## Written instruction:
Repeat each record exactly. Any picture gets left out.

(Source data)
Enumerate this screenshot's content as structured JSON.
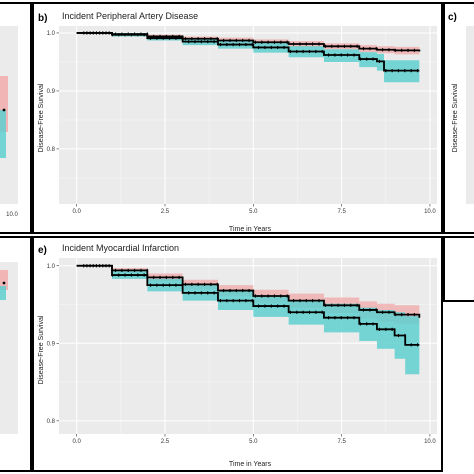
{
  "chart_data": [
    {
      "type": "line",
      "panel": "b)",
      "title": "Incident Peripheral Artery Disease",
      "xlabel": "Time in Years",
      "ylabel": "Disease-Free Survival",
      "xticks": [
        "0.0",
        "2.5",
        "5.0",
        "7.5",
        "10.0"
      ],
      "yticks": [
        "0.8",
        "0.9",
        "1.0"
      ],
      "xlim": [
        -0.5,
        10.2
      ],
      "ylim": [
        0.705,
        1.012
      ],
      "grid": true,
      "series": [
        {
          "color": "#000000",
          "band_color": "#f2a8a8",
          "x": [
            0.0,
            1.0,
            2.0,
            3.0,
            4.0,
            5.0,
            6.0,
            7.0,
            8.0,
            8.5,
            9.0,
            9.7
          ],
          "y": [
            1.0,
            0.998,
            0.994,
            0.99,
            0.987,
            0.984,
            0.981,
            0.977,
            0.973,
            0.971,
            0.97,
            0.968
          ],
          "lower": [
            1.0,
            0.996,
            0.991,
            0.986,
            0.982,
            0.979,
            0.976,
            0.972,
            0.967,
            0.965,
            0.963,
            0.96
          ],
          "upper": [
            1.0,
            1.0,
            0.997,
            0.994,
            0.992,
            0.989,
            0.986,
            0.982,
            0.979,
            0.977,
            0.976,
            0.975
          ]
        },
        {
          "color": "#000000",
          "band_color": "#5fcfcf",
          "x": [
            0.0,
            1.0,
            2.0,
            3.0,
            4.0,
            5.0,
            6.0,
            7.0,
            8.0,
            8.5,
            8.7,
            9.7
          ],
          "y": [
            1.0,
            0.997,
            0.991,
            0.985,
            0.98,
            0.975,
            0.968,
            0.962,
            0.955,
            0.951,
            0.935,
            0.935
          ],
          "lower": [
            1.0,
            0.994,
            0.987,
            0.979,
            0.973,
            0.966,
            0.958,
            0.95,
            0.941,
            0.935,
            0.915,
            0.91
          ],
          "upper": [
            1.0,
            1.0,
            0.995,
            0.99,
            0.986,
            0.983,
            0.977,
            0.972,
            0.967,
            0.964,
            0.953,
            0.955
          ]
        }
      ]
    },
    {
      "type": "line",
      "panel": "e)",
      "title": "Incident Myocardial Infarction",
      "xlabel": "Time in Years",
      "ylabel": "Disease-Free Survival",
      "xticks": [
        "0.0",
        "2.5",
        "5.0",
        "7.5",
        "10.0"
      ],
      "yticks": [
        "0.8",
        "0.9",
        "1.0"
      ],
      "xlim": [
        -0.5,
        10.2
      ],
      "ylim": [
        0.783,
        1.01
      ],
      "grid": true,
      "series": [
        {
          "color": "#000000",
          "band_color": "#f2a8a8",
          "x": [
            0.0,
            1.0,
            2.0,
            3.0,
            4.0,
            5.0,
            6.0,
            7.0,
            8.0,
            8.5,
            9.0,
            9.7
          ],
          "y": [
            1.0,
            0.994,
            0.985,
            0.976,
            0.968,
            0.961,
            0.955,
            0.949,
            0.943,
            0.94,
            0.937,
            0.933
          ],
          "lower": [
            1.0,
            0.991,
            0.98,
            0.97,
            0.961,
            0.953,
            0.946,
            0.939,
            0.932,
            0.928,
            0.925,
            0.92
          ],
          "upper": [
            1.0,
            0.997,
            0.99,
            0.982,
            0.975,
            0.969,
            0.964,
            0.959,
            0.954,
            0.951,
            0.949,
            0.946
          ]
        },
        {
          "color": "#000000",
          "band_color": "#5fcfcf",
          "x": [
            0.0,
            1.0,
            2.0,
            3.0,
            4.0,
            5.0,
            6.0,
            7.0,
            8.0,
            8.5,
            9.0,
            9.3,
            9.7
          ],
          "y": [
            1.0,
            0.988,
            0.975,
            0.965,
            0.955,
            0.948,
            0.94,
            0.933,
            0.925,
            0.918,
            0.91,
            0.898,
            0.898
          ],
          "lower": [
            1.0,
            0.983,
            0.967,
            0.955,
            0.943,
            0.934,
            0.924,
            0.914,
            0.903,
            0.893,
            0.88,
            0.86,
            0.858
          ],
          "upper": [
            1.0,
            0.993,
            0.983,
            0.975,
            0.967,
            0.961,
            0.955,
            0.951,
            0.946,
            0.943,
            0.94,
            0.935,
            0.935
          ]
        }
      ]
    },
    {
      "panel": "c)",
      "yticks": [],
      "ylabel": "Disease-Free Survival"
    }
  ]
}
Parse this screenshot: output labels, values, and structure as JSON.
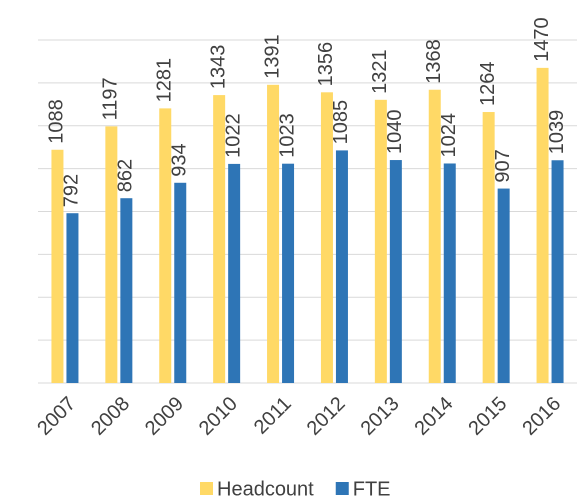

## Result:
Enumerate this screenshot's content as structured JSON.
{
  "chart_data": [
    {
      "type": "line",
      "panel": "b)",
      "title": "Incident Peripheral Artery Disease",
      "xlabel": "Time in Years",
      "ylabel": "Disease-Free Survival",
      "xticks": [
        "0.0",
        "2.5",
        "5.0",
        "7.5",
        "10.0"
      ],
      "yticks": [
        "0.8",
        "0.9",
        "1.0"
      ],
      "xlim": [
        -0.5,
        10.2
      ],
      "ylim": [
        0.705,
        1.012
      ],
      "grid": true,
      "series": [
        {
          "color": "#000000",
          "band_color": "#f2a8a8",
          "x": [
            0.0,
            1.0,
            2.0,
            3.0,
            4.0,
            5.0,
            6.0,
            7.0,
            8.0,
            8.5,
            9.0,
            9.7
          ],
          "y": [
            1.0,
            0.998,
            0.994,
            0.99,
            0.987,
            0.984,
            0.981,
            0.977,
            0.973,
            0.971,
            0.97,
            0.968
          ],
          "lower": [
            1.0,
            0.996,
            0.991,
            0.986,
            0.982,
            0.979,
            0.976,
            0.972,
            0.967,
            0.965,
            0.963,
            0.96
          ],
          "upper": [
            1.0,
            1.0,
            0.997,
            0.994,
            0.992,
            0.989,
            0.986,
            0.982,
            0.979,
            0.977,
            0.976,
            0.975
          ]
        },
        {
          "color": "#000000",
          "band_color": "#5fcfcf",
          "x": [
            0.0,
            1.0,
            2.0,
            3.0,
            4.0,
            5.0,
            6.0,
            7.0,
            8.0,
            8.5,
            8.7,
            9.7
          ],
          "y": [
            1.0,
            0.997,
            0.991,
            0.985,
            0.98,
            0.975,
            0.968,
            0.962,
            0.955,
            0.951,
            0.935,
            0.935
          ],
          "lower": [
            1.0,
            0.994,
            0.987,
            0.979,
            0.973,
            0.966,
            0.958,
            0.95,
            0.941,
            0.935,
            0.915,
            0.91
          ],
          "upper": [
            1.0,
            1.0,
            0.995,
            0.99,
            0.986,
            0.983,
            0.977,
            0.972,
            0.967,
            0.964,
            0.953,
            0.955
          ]
        }
      ]
    },
    {
      "type": "line",
      "panel": "e)",
      "title": "Incident Myocardial Infarction",
      "xlabel": "Time in Years",
      "ylabel": "Disease-Free Survival",
      "xticks": [
        "0.0",
        "2.5",
        "5.0",
        "7.5",
        "10.0"
      ],
      "yticks": [
        "0.8",
        "0.9",
        "1.0"
      ],
      "xlim": [
        -0.5,
        10.2
      ],
      "ylim": [
        0.783,
        1.01
      ],
      "grid": true,
      "series": [
        {
          "color": "#000000",
          "band_color": "#f2a8a8",
          "x": [
            0.0,
            1.0,
            2.0,
            3.0,
            4.0,
            5.0,
            6.0,
            7.0,
            8.0,
            8.5,
            9.0,
            9.7
          ],
          "y": [
            1.0,
            0.994,
            0.985,
            0.976,
            0.968,
            0.961,
            0.955,
            0.949,
            0.943,
            0.94,
            0.937,
            0.933
          ],
          "lower": [
            1.0,
            0.991,
            0.98,
            0.97,
            0.961,
            0.953,
            0.946,
            0.939,
            0.932,
            0.928,
            0.925,
            0.92
          ],
          "upper": [
            1.0,
            0.997,
            0.99,
            0.982,
            0.975,
            0.969,
            0.964,
            0.959,
            0.954,
            0.951,
            0.949,
            0.946
          ]
        },
        {
          "color": "#000000",
          "band_color": "#5fcfcf",
          "x": [
            0.0,
            1.0,
            2.0,
            3.0,
            4.0,
            5.0,
            6.0,
            7.0,
            8.0,
            8.5,
            9.0,
            9.3,
            9.7
          ],
          "y": [
            1.0,
            0.988,
            0.975,
            0.965,
            0.955,
            0.948,
            0.94,
            0.933,
            0.925,
            0.918,
            0.91,
            0.898,
            0.898
          ],
          "lower": [
            1.0,
            0.983,
            0.967,
            0.955,
            0.943,
            0.934,
            0.924,
            0.914,
            0.903,
            0.893,
            0.88,
            0.86,
            0.858
          ],
          "upper": [
            1.0,
            0.993,
            0.983,
            0.975,
            0.967,
            0.961,
            0.955,
            0.951,
            0.946,
            0.943,
            0.94,
            0.935,
            0.935
          ]
        }
      ]
    },
    {
      "panel": "c)",
      "yticks": [],
      "ylabel": "Disease-Free Survival"
    }
  ]
}
Parse this screenshot: output labels, values, and structure as JSON.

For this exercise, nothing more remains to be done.